[start Input material]
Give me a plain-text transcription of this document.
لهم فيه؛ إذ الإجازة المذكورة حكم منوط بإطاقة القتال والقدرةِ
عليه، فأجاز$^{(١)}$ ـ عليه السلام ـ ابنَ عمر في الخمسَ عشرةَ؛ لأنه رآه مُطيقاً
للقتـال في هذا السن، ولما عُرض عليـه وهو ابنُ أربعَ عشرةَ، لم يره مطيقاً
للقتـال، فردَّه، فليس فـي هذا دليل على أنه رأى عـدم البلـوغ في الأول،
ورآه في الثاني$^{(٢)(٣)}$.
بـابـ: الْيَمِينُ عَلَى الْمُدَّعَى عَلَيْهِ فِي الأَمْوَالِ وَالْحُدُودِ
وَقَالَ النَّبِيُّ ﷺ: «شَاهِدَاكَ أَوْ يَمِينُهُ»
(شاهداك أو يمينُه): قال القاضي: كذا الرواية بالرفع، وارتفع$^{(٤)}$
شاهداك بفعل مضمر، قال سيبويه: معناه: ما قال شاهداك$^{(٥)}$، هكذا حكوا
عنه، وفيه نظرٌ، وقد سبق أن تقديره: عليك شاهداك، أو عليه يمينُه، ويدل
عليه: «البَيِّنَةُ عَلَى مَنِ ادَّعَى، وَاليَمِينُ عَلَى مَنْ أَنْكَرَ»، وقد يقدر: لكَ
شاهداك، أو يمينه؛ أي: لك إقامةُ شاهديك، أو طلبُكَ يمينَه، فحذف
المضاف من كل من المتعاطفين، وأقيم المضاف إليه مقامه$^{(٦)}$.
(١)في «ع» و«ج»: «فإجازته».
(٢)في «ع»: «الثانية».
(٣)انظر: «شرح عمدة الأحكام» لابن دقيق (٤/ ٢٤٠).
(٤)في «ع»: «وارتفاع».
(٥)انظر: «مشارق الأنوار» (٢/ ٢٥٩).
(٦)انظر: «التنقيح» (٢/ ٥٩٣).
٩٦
[end Input material]
Written exercise ->
Locate the word "عليه" in the records and collect each line it appears in.

Written response ->
عليه، فأجاز$^{(١)}$ ـ عليه السلام ـ ابنَ عمر في الخمسَ عشرةَ؛ لأنه رآه مُطيقاً
عنه، وفيه نظرٌ، وقد سبق أن تقديره: عليك شاهداك، أو عليه يمينُه، ويدل
عليه: «البَيِّنَةُ عَلَى مَنِ ادَّعَى، وَاليَمِينُ عَلَى مَنْ أَنْكَرَ»، وقد يقدر: لكَ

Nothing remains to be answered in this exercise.